* WHAT THE TASK ASKS:
Of the lines in the entries below, state how many hold the word "výkonu". Say nothing else.

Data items
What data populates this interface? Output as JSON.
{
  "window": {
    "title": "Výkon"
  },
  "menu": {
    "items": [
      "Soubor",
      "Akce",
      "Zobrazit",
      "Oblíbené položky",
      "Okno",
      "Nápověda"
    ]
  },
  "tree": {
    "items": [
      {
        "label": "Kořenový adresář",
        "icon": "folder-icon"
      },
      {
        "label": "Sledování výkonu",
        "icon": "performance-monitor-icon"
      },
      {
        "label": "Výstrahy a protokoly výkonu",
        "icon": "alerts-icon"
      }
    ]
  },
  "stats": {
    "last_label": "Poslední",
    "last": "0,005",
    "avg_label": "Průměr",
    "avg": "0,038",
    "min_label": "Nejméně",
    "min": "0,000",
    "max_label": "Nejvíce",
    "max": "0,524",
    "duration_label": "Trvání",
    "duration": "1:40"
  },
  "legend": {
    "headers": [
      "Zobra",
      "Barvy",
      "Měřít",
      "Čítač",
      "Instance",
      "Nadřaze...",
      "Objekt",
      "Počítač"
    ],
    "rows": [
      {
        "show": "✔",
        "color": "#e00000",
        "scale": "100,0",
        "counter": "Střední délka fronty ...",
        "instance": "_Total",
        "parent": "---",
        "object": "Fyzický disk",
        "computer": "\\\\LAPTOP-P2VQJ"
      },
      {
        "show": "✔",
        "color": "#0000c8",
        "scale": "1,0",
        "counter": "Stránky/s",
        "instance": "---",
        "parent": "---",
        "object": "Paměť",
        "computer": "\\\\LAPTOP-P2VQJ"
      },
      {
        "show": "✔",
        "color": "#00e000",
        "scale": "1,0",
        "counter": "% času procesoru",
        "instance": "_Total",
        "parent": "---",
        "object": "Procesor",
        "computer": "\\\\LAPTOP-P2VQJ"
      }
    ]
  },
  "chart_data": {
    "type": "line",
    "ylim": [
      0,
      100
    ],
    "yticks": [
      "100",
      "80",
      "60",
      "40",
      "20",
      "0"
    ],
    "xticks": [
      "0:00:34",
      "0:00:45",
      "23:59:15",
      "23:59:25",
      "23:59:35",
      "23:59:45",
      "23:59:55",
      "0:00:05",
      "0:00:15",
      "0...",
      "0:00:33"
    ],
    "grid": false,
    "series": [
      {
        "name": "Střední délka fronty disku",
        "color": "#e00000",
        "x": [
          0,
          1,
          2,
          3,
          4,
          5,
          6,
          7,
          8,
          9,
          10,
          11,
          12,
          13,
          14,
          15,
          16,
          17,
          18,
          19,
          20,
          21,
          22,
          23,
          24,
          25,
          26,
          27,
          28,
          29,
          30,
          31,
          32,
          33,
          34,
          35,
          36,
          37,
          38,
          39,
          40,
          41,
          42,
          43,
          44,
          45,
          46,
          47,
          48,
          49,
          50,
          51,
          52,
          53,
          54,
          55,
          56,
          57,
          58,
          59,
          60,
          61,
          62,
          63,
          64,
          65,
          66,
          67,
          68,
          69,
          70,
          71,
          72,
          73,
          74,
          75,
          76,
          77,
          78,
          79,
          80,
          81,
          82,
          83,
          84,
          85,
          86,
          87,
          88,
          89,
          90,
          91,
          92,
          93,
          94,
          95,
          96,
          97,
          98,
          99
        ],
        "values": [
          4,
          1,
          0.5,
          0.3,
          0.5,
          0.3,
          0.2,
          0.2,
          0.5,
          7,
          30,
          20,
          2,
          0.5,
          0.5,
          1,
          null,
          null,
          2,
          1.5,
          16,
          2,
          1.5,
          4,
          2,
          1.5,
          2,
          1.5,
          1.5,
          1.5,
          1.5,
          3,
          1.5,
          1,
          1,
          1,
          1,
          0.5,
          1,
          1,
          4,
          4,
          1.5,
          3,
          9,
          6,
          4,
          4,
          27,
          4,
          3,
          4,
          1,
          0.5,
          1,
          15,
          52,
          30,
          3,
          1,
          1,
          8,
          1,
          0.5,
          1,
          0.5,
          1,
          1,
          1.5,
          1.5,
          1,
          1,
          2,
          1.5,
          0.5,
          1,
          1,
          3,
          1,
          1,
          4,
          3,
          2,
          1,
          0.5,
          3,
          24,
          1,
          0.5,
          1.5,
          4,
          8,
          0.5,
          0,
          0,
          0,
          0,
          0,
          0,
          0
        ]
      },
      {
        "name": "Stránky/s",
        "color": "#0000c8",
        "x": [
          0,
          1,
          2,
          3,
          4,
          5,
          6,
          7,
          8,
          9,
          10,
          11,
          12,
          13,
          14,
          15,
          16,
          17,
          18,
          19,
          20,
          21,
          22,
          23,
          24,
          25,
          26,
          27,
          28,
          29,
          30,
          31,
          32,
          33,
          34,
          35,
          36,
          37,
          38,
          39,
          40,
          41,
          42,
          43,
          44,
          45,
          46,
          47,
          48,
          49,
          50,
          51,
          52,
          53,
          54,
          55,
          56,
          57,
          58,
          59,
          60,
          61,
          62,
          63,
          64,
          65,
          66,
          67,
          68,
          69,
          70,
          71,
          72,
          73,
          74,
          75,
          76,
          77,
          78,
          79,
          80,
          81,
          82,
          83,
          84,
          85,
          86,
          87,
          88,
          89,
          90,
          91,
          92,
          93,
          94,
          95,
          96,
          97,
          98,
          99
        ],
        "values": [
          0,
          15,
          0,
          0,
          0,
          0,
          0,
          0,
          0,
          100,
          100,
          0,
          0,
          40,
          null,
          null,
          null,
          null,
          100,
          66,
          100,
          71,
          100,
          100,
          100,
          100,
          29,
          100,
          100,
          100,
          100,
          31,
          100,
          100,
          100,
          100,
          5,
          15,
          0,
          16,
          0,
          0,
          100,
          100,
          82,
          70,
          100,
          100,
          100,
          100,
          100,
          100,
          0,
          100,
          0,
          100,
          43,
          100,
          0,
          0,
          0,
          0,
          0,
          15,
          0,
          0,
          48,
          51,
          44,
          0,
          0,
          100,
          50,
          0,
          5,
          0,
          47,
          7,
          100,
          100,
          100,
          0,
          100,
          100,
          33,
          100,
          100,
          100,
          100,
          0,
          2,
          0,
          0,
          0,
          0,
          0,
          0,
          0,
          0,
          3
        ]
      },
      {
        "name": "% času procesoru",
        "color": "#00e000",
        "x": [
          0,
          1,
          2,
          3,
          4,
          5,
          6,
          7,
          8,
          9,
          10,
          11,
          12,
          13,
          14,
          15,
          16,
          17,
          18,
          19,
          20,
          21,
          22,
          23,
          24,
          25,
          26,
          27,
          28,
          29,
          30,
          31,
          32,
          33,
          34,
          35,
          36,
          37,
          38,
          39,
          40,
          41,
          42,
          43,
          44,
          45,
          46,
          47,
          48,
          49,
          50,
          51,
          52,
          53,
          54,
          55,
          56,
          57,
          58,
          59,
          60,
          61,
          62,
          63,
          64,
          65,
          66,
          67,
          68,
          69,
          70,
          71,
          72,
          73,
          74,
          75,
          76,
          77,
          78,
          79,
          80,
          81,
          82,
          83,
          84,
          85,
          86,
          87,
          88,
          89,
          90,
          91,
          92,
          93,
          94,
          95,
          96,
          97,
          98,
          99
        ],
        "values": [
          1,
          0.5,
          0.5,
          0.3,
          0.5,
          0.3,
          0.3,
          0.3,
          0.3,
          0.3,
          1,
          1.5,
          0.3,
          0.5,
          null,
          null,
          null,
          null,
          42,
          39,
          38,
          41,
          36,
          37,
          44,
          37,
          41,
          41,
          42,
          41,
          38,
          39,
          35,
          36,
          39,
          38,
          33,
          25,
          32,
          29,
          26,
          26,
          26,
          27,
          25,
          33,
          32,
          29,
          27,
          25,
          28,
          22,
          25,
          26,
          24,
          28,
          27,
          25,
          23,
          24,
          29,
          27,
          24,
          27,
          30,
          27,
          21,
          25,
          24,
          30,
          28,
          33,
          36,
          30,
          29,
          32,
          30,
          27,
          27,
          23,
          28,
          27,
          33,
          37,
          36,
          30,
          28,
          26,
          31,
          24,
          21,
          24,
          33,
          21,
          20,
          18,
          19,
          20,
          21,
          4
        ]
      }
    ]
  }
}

* RIGHT ANSWER:
2